━━━ Provided entries

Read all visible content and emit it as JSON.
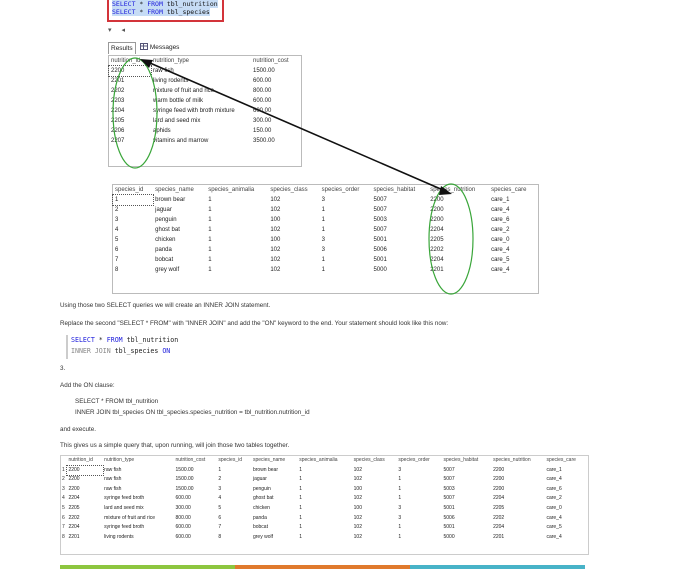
{
  "query_box": {
    "line1": {
      "kw1": "SELECT",
      "star": " * ",
      "kw2": "FROM",
      "table": " tbl_nutrition"
    },
    "line2": {
      "kw1": "SELECT",
      "star": " * ",
      "kw2": "FROM",
      "table": " tbl_species"
    }
  },
  "toolbar": {
    "dropdown_glyph": "▾",
    "scroll_glyph": "◂"
  },
  "tabs": {
    "results": "Results",
    "messages": "Messages"
  },
  "nutrition_table": {
    "columns": [
      "nutrition_id",
      "nutrition_type",
      "nutrition_cost"
    ],
    "rows": [
      [
        "2200",
        "raw fish",
        "1500.00"
      ],
      [
        "2201",
        "living rodents",
        "600.00"
      ],
      [
        "2202",
        "mixture of fruit and rice",
        "800.00"
      ],
      [
        "2203",
        "warm bottle of milk",
        "600.00"
      ],
      [
        "2204",
        "syringe feed with broth mixture",
        "600.00"
      ],
      [
        "2205",
        "lard and seed mix",
        "300.00"
      ],
      [
        "2206",
        "aphids",
        "150.00"
      ],
      [
        "2207",
        "vitamins and marrow",
        "3500.00"
      ]
    ]
  },
  "species_table": {
    "columns": [
      "species_id",
      "species_name",
      "species_animalia",
      "species_class",
      "species_order",
      "species_habitat",
      "species_nutrition",
      "species_care"
    ],
    "rows": [
      [
        "1",
        "brown bear",
        "1",
        "102",
        "3",
        "5007",
        "2200",
        "care_1"
      ],
      [
        "2",
        "jaguar",
        "1",
        "102",
        "1",
        "5007",
        "2200",
        "care_4"
      ],
      [
        "3",
        "penguin",
        "1",
        "100",
        "1",
        "5003",
        "2200",
        "care_6"
      ],
      [
        "4",
        "ghost bat",
        "1",
        "102",
        "1",
        "5007",
        "2204",
        "care_2"
      ],
      [
        "5",
        "chicken",
        "1",
        "100",
        "3",
        "5001",
        "2205",
        "care_0"
      ],
      [
        "6",
        "panda",
        "1",
        "102",
        "3",
        "5006",
        "2202",
        "care_4"
      ],
      [
        "7",
        "bobcat",
        "1",
        "102",
        "1",
        "5001",
        "2204",
        "care_5"
      ],
      [
        "8",
        "grey wolf",
        "1",
        "102",
        "1",
        "5000",
        "2201",
        "care_4"
      ]
    ]
  },
  "text": {
    "p1": "Using those two SELECT queries we will create an INNER JOIN statement.",
    "p2": "Replace the second \"SELECT * FROM\" with \"INNER JOIN\" and add the \"ON\" keyword to the end. Your statement should look like this now:",
    "step": "3.",
    "p3": "Add the ON clause:",
    "code_a": "SELECT * FROM tbl_nutrition",
    "code_b": "INNER JOIN tbl_species ON tbl_species.species_nutrition = tbl_nutrition.nutrition_id",
    "p4": "and execute.",
    "p5": "This gives us a simple query that, upon running, will join those two tables together."
  },
  "inner_join_snippet": {
    "l1_kw1": "SELECT",
    "l1_star": " * ",
    "l1_kw2": "FROM",
    "l1_table": " tbl_nutrition",
    "l2_kw": "INNER JOIN",
    "l2_table": " tbl_species",
    "l2_on": " ON"
  },
  "joined_table": {
    "columns": [
      "nutrition_id",
      "nutrition_type",
      "nutrition_cost",
      "species_id",
      "species_name",
      "species_animalia",
      "species_class",
      "species_order",
      "species_habitat",
      "species_nutrition",
      "species_care"
    ],
    "rows": [
      [
        "1",
        "2200",
        "raw fish",
        "1500.00",
        "1",
        "brown bear",
        "1",
        "102",
        "3",
        "5007",
        "2200",
        "care_1"
      ],
      [
        "2",
        "2200",
        "raw fish",
        "1500.00",
        "2",
        "jaguar",
        "1",
        "102",
        "1",
        "5007",
        "2200",
        "care_4"
      ],
      [
        "3",
        "2200",
        "raw fish",
        "1500.00",
        "3",
        "penguin",
        "1",
        "100",
        "1",
        "5003",
        "2200",
        "care_6"
      ],
      [
        "4",
        "2204",
        "syringe feed broth",
        "600.00",
        "4",
        "ghost bat",
        "1",
        "102",
        "1",
        "5007",
        "2204",
        "care_2"
      ],
      [
        "5",
        "2205",
        "lard and seed mix",
        "300.00",
        "5",
        "chicken",
        "1",
        "100",
        "3",
        "5001",
        "2205",
        "care_0"
      ],
      [
        "6",
        "2202",
        "mixture of fruit and rice",
        "800.00",
        "6",
        "panda",
        "1",
        "102",
        "3",
        "5006",
        "2202",
        "care_4"
      ],
      [
        "7",
        "2204",
        "syringe feed broth",
        "600.00",
        "7",
        "bobcat",
        "1",
        "102",
        "1",
        "5001",
        "2204",
        "care_5"
      ],
      [
        "8",
        "2201",
        "living rodents",
        "600.00",
        "8",
        "grey wolf",
        "1",
        "102",
        "1",
        "5000",
        "2201",
        "care_4"
      ]
    ]
  },
  "colors": {
    "annotation_green": "#3aa63a",
    "arrow": "#111111",
    "sql_box_border": "#d3343a",
    "bar_green": "#8dc63f",
    "bar_orange": "#e07a2d",
    "bar_blue": "#48b3c8"
  }
}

━━━━━━

Directive:
Leave out all pictures, then copy the remaining material exactly.

Response:
Read all visible content and emit it as JSON.
{
  "query_box": {
    "line1": {
      "kw1": "SELECT",
      "star": " * ",
      "kw2": "FROM",
      "table": " tbl_nutrition"
    },
    "line2": {
      "kw1": "SELECT",
      "star": " * ",
      "kw2": "FROM",
      "table": " tbl_species"
    }
  },
  "toolbar": {
    "dropdown_glyph": "▾",
    "scroll_glyph": "◂"
  },
  "tabs": {
    "results": "Results",
    "messages": "Messages"
  },
  "nutrition_table": {
    "columns": [
      "nutrition_id",
      "nutrition_type",
      "nutrition_cost"
    ],
    "rows": [
      [
        "2200",
        "raw fish",
        "1500.00"
      ],
      [
        "2201",
        "living rodents",
        "600.00"
      ],
      [
        "2202",
        "mixture of fruit and rice",
        "800.00"
      ],
      [
        "2203",
        "warm bottle of milk",
        "600.00"
      ],
      [
        "2204",
        "syringe feed with broth mixture",
        "600.00"
      ],
      [
        "2205",
        "lard and seed mix",
        "300.00"
      ],
      [
        "2206",
        "aphids",
        "150.00"
      ],
      [
        "2207",
        "vitamins and marrow",
        "3500.00"
      ]
    ]
  },
  "species_table": {
    "columns": [
      "species_id",
      "species_name",
      "species_animalia",
      "species_class",
      "species_order",
      "species_habitat",
      "species_nutrition",
      "species_care"
    ],
    "rows": [
      [
        "1",
        "brown bear",
        "1",
        "102",
        "3",
        "5007",
        "2200",
        "care_1"
      ],
      [
        "2",
        "jaguar",
        "1",
        "102",
        "1",
        "5007",
        "2200",
        "care_4"
      ],
      [
        "3",
        "penguin",
        "1",
        "100",
        "1",
        "5003",
        "2200",
        "care_6"
      ],
      [
        "4",
        "ghost bat",
        "1",
        "102",
        "1",
        "5007",
        "2204",
        "care_2"
      ],
      [
        "5",
        "chicken",
        "1",
        "100",
        "3",
        "5001",
        "2205",
        "care_0"
      ],
      [
        "6",
        "panda",
        "1",
        "102",
        "3",
        "5006",
        "2202",
        "care_4"
      ],
      [
        "7",
        "bobcat",
        "1",
        "102",
        "1",
        "5001",
        "2204",
        "care_5"
      ],
      [
        "8",
        "grey wolf",
        "1",
        "102",
        "1",
        "5000",
        "2201",
        "care_4"
      ]
    ]
  },
  "text": {
    "p1": "Using those two SELECT queries we will create an INNER JOIN statement.",
    "p2": "Replace the second \"SELECT * FROM\" with \"INNER JOIN\" and add the \"ON\" keyword to the end. Your statement should look like this now:",
    "step": "3.",
    "p3": "Add the ON clause:",
    "code_a": "SELECT * FROM tbl_nutrition",
    "code_b": "INNER JOIN tbl_species ON tbl_species.species_nutrition = tbl_nutrition.nutrition_id",
    "p4": "and execute.",
    "p5": "This gives us a simple query that, upon running, will join those two tables together."
  },
  "inner_join_snippet": {
    "l1_kw1": "SELECT",
    "l1_star": " * ",
    "l1_kw2": "FROM",
    "l1_table": " tbl_nutrition",
    "l2_kw": "INNER JOIN",
    "l2_table": " tbl_species",
    "l2_on": " ON"
  },
  "joined_table": {
    "columns": [
      "nutrition_id",
      "nutrition_type",
      "nutrition_cost",
      "species_id",
      "species_name",
      "species_animalia",
      "species_class",
      "species_order",
      "species_habitat",
      "species_nutrition",
      "species_care"
    ],
    "rows": [
      [
        "1",
        "2200",
        "raw fish",
        "1500.00",
        "1",
        "brown bear",
        "1",
        "102",
        "3",
        "5007",
        "2200",
        "care_1"
      ],
      [
        "2",
        "2200",
        "raw fish",
        "1500.00",
        "2",
        "jaguar",
        "1",
        "102",
        "1",
        "5007",
        "2200",
        "care_4"
      ],
      [
        "3",
        "2200",
        "raw fish",
        "1500.00",
        "3",
        "penguin",
        "1",
        "100",
        "1",
        "5003",
        "2200",
        "care_6"
      ],
      [
        "4",
        "2204",
        "syringe feed broth",
        "600.00",
        "4",
        "ghost bat",
        "1",
        "102",
        "1",
        "5007",
        "2204",
        "care_2"
      ],
      [
        "5",
        "2205",
        "lard and seed mix",
        "300.00",
        "5",
        "chicken",
        "1",
        "100",
        "3",
        "5001",
        "2205",
        "care_0"
      ],
      [
        "6",
        "2202",
        "mixture of fruit and rice",
        "800.00",
        "6",
        "panda",
        "1",
        "102",
        "3",
        "5006",
        "2202",
        "care_4"
      ],
      [
        "7",
        "2204",
        "syringe feed broth",
        "600.00",
        "7",
        "bobcat",
        "1",
        "102",
        "1",
        "5001",
        "2204",
        "care_5"
      ],
      [
        "8",
        "2201",
        "living rodents",
        "600.00",
        "8",
        "grey wolf",
        "1",
        "102",
        "1",
        "5000",
        "2201",
        "care_4"
      ]
    ]
  },
  "colors": {
    "annotation_green": "#3aa63a",
    "arrow": "#111111",
    "sql_box_border": "#d3343a",
    "bar_green": "#8dc63f",
    "bar_orange": "#e07a2d",
    "bar_blue": "#48b3c8"
  }
}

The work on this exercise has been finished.